▸ THE PROBLEM
Reproduce each line exactly.

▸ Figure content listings
==============================
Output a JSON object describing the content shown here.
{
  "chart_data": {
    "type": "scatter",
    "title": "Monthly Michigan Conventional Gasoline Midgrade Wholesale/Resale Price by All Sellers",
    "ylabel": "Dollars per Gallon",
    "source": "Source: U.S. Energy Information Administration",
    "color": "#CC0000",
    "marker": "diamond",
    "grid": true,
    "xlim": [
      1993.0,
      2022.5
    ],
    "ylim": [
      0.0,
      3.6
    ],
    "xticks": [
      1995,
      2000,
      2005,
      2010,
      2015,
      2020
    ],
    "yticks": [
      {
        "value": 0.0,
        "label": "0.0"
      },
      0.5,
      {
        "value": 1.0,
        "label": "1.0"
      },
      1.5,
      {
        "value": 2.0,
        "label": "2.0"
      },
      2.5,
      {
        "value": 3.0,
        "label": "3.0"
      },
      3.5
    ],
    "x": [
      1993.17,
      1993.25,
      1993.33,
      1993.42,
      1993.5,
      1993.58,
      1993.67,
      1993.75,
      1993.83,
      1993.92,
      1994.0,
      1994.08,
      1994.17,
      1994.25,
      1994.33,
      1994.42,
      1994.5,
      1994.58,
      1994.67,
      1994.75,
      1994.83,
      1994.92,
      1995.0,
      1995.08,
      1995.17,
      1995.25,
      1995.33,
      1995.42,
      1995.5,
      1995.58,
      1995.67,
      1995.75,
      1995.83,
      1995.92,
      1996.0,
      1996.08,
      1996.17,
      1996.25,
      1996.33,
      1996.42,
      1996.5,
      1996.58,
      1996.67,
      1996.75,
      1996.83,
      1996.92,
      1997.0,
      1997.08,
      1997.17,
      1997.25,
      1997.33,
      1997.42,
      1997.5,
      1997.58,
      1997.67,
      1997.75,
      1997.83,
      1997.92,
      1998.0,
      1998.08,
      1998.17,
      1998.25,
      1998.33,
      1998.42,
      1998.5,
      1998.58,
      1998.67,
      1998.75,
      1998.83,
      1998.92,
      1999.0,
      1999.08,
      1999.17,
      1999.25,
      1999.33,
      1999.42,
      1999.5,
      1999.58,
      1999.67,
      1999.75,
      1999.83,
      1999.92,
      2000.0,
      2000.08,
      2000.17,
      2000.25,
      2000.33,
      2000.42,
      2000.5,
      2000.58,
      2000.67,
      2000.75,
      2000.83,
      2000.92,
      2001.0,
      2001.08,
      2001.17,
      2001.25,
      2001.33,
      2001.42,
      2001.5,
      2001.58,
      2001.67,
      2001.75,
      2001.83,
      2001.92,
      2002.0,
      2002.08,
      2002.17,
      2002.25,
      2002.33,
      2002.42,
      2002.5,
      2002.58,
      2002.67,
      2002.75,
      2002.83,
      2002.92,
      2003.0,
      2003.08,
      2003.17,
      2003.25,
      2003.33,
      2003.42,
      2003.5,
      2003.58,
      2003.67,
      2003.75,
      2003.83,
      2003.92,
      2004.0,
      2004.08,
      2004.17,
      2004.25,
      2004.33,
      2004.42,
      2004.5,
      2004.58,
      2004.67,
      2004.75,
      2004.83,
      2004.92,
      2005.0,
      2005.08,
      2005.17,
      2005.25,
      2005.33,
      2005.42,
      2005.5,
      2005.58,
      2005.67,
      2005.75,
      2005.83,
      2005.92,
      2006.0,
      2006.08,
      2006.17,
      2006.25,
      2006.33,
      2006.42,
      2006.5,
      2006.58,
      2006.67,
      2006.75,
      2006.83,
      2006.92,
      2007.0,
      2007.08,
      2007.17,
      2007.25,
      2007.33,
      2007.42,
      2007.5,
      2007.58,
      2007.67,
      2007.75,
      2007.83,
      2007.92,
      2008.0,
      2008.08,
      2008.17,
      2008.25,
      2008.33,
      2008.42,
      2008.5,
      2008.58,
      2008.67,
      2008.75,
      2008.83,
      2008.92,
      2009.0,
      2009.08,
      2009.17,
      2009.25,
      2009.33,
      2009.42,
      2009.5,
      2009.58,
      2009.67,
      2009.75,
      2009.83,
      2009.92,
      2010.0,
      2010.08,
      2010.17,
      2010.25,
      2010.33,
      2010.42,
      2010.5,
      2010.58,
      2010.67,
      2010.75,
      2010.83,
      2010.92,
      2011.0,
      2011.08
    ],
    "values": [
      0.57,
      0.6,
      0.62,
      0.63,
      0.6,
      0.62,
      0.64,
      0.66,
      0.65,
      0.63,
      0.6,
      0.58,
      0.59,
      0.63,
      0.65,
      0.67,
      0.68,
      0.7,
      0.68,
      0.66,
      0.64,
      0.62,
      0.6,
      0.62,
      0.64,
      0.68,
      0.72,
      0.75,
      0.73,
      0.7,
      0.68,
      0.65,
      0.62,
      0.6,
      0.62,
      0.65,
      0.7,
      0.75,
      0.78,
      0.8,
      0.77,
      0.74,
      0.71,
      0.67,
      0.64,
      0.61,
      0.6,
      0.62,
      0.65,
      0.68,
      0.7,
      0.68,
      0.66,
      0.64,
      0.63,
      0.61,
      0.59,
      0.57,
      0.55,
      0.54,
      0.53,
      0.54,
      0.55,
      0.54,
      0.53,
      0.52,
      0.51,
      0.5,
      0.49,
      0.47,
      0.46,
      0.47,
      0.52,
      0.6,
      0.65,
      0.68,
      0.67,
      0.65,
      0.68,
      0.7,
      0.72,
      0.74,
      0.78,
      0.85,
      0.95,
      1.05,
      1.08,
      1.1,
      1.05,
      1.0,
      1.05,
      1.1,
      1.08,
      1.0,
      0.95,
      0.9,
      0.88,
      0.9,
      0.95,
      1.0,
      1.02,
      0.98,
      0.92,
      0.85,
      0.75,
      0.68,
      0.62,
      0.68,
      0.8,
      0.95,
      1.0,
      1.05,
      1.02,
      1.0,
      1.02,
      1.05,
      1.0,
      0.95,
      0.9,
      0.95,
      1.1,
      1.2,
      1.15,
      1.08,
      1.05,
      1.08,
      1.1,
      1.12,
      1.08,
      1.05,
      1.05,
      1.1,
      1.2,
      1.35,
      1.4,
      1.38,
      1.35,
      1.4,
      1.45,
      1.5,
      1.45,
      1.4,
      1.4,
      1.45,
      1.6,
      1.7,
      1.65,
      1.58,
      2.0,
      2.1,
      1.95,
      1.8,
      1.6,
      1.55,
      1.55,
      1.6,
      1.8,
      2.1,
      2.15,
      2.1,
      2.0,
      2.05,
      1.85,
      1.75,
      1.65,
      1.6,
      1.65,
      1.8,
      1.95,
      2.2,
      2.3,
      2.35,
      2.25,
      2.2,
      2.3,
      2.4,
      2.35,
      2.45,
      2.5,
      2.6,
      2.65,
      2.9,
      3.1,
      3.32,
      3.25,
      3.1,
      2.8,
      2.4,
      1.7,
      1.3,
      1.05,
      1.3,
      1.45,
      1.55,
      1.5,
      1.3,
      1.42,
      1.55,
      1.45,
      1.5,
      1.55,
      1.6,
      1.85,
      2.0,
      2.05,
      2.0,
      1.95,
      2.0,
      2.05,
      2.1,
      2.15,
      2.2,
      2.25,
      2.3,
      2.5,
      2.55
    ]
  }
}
==============================
▸ REPLY
Output a JSON object describing the content shown here.
{
  "chart_data": {
    "type": "scatter",
    "title": "Monthly Michigan Conventional Gasoline Midgrade Wholesale/Resale Price by All Sellers",
    "ylabel": "Dollars per Gallon",
    "source": "Source: U.S. Energy Information Administration",
    "color": "#CC0000",
    "marker": "diamond",
    "grid": true,
    "xlim": [
      1993.0,
      2022.5
    ],
    "ylim": [
      0.0,
      3.6
    ],
    "xticks": [
      1995,
      2000,
      2005,
      2010,
      2015,
      2020
    ],
    "yticks": [
      {
        "value": 0.0,
        "label": "0.0"
      },
      0.5,
      {
        "value": 1.0,
        "label": "1.0"
      },
      1.5,
      {
        "value": 2.0,
        "label": "2.0"
      },
      2.5,
      {
        "value": 3.0,
        "label": "3.0"
      },
      3.5
    ],
    "x": [
      1993.17,
      1993.25,
      1993.33,
      1993.42,
      1993.5,
      1993.58,
      1993.67,
      1993.75,
      1993.83,
      1993.92,
      1994.0,
      1994.08,
      1994.17,
      1994.25,
      1994.33,
      1994.42,
      1994.5,
      1994.58,
      1994.67,
      1994.75,
      1994.83,
      1994.92,
      1995.0,
      1995.08,
      1995.17,
      1995.25,
      1995.33,
      1995.42,
      1995.5,
      1995.58,
      1995.67,
      1995.75,
      1995.83,
      1995.92,
      1996.0,
      1996.08,
      1996.17,
      1996.25,
      1996.33,
      1996.42,
      1996.5,
      1996.58,
      1996.67,
      1996.75,
      1996.83,
      1996.92,
      1997.0,
      1997.08,
      1997.17,
      1997.25,
      1997.33,
      1997.42,
      1997.5,
      1997.58,
      1997.67,
      1997.75,
      1997.83,
      1997.92,
      1998.0,
      1998.08,
      1998.17,
      1998.25,
      1998.33,
      1998.42,
      1998.5,
      1998.58,
      1998.67,
      1998.75,
      1998.83,
      1998.92,
      1999.0,
      1999.08,
      1999.17,
      1999.25,
      1999.33,
      1999.42,
      1999.5,
      1999.58,
      1999.67,
      1999.75,
      1999.83,
      1999.92,
      2000.0,
      2000.08,
      2000.17,
      2000.25,
      2000.33,
      2000.42,
      2000.5,
      2000.58,
      2000.67,
      2000.75,
      2000.83,
      2000.92,
      2001.0,
      2001.08,
      2001.17,
      2001.25,
      2001.33,
      2001.42,
      2001.5,
      2001.58,
      2001.67,
      2001.75,
      2001.83,
      2001.92,
      2002.0,
      2002.08,
      2002.17,
      2002.25,
      2002.33,
      2002.42,
      2002.5,
      2002.58,
      2002.67,
      2002.75,
      2002.83,
      2002.92,
      2003.0,
      2003.08,
      2003.17,
      2003.25,
      2003.33,
      2003.42,
      2003.5,
      2003.58,
      2003.67,
      2003.75,
      2003.83,
      2003.92,
      2004.0,
      2004.08,
      2004.17,
      2004.25,
      2004.33,
      2004.42,
      2004.5,
      2004.58,
      2004.67,
      2004.75,
      2004.83,
      2004.92,
      2005.0,
      2005.08,
      2005.17,
      2005.25,
      2005.33,
      2005.42,
      2005.5,
      2005.58,
      2005.67,
      2005.75,
      2005.83,
      2005.92,
      2006.0,
      2006.08,
      2006.17,
      2006.25,
      2006.33,
      2006.42,
      2006.5,
      2006.58,
      2006.67,
      2006.75,
      2006.83,
      2006.92,
      2007.0,
      2007.08,
      2007.17,
      2007.25,
      2007.33,
      2007.42,
      2007.5,
      2007.58,
      2007.67,
      2007.75,
      2007.83,
      2007.92,
      2008.0,
      2008.08,
      2008.17,
      2008.25,
      2008.33,
      2008.42,
      2008.5,
      2008.58,
      2008.67,
      2008.75,
      2008.83,
      2008.92,
      2009.0,
      2009.08,
      2009.17,
      2009.25,
      2009.33,
      2009.42,
      2009.5,
      2009.58,
      2009.67,
      2009.75,
      2009.83,
      2009.92,
      2010.0,
      2010.08,
      2010.17,
      2010.25,
      2010.33,
      2010.42,
      2010.5,
      2010.58,
      2010.67,
      2010.75,
      2010.83,
      2010.92,
      2011.0,
      2011.08
    ],
    "values": [
      0.57,
      0.6,
      0.62,
      0.63,
      0.6,
      0.62,
      0.64,
      0.66,
      0.65,
      0.63,
      0.6,
      0.58,
      0.59,
      0.63,
      0.65,
      0.67,
      0.68,
      0.7,
      0.68,
      0.66,
      0.64,
      0.62,
      0.6,
      0.62,
      0.64,
      0.68,
      0.72,
      0.75,
      0.73,
      0.7,
      0.68,
      0.65,
      0.62,
      0.6,
      0.62,
      0.65,
      0.7,
      0.75,
      0.78,
      0.8,
      0.77,
      0.74,
      0.71,
      0.67,
      0.64,
      0.61,
      0.6,
      0.62,
      0.65,
      0.68,
      0.7,
      0.68,
      0.66,
      0.64,
      0.63,
      0.61,
      0.59,
      0.57,
      0.55,
      0.54,
      0.53,
      0.54,
      0.55,
      0.54,
      0.53,
      0.52,
      0.51,
      0.5,
      0.49,
      0.47,
      0.46,
      0.47,
      0.52,
      0.6,
      0.65,
      0.68,
      0.67,
      0.65,
      0.68,
      0.7,
      0.72,
      0.74,
      0.78,
      0.85,
      0.95,
      1.05,
      1.08,
      1.1,
      1.05,
      1.0,
      1.05,
      1.1,
      1.08,
      1.0,
      0.95,
      0.9,
      0.88,
      0.9,
      0.95,
      1.0,
      1.02,
      0.98,
      0.92,
      0.85,
      0.75,
      0.68,
      0.62,
      0.68,
      0.8,
      0.95,
      1.0,
      1.05,
      1.02,
      1.0,
      1.02,
      1.05,
      1.0,
      0.95,
      0.9,
      0.95,
      1.1,
      1.2,
      1.15,
      1.08,
      1.05,
      1.08,
      1.1,
      1.12,
      1.08,
      1.05,
      1.05,
      1.1,
      1.2,
      1.35,
      1.4,
      1.38,
      1.35,
      1.4,
      1.45,
      1.5,
      1.45,
      1.4,
      1.4,
      1.45,
      1.6,
      1.7,
      1.65,
      1.58,
      2.0,
      2.1,
      1.95,
      1.8,
      1.6,
      1.55,
      1.55,
      1.6,
      1.8,
      2.1,
      2.15,
      2.1,
      2.0,
      2.05,
      1.85,
      1.75,
      1.65,
      1.6,
      1.65,
      1.8,
      1.95,
      2.2,
      2.3,
      2.35,
      2.25,
      2.2,
      2.3,
      2.4,
      2.35,
      2.45,
      2.5,
      2.6,
      2.65,
      2.9,
      3.1,
      3.32,
      3.25,
      3.1,
      2.8,
      2.4,
      1.7,
      1.3,
      1.05,
      1.3,
      1.45,
      1.55,
      1.5,
      1.3,
      1.42,
      1.55,
      1.45,
      1.5,
      1.55,
      1.6,
      1.85,
      2.0,
      2.05,
      2.0,
      1.95,
      2.0,
      2.05,
      2.1,
      2.15,
      2.2,
      2.25,
      2.3,
      2.5,
      2.55
    ]
  }
}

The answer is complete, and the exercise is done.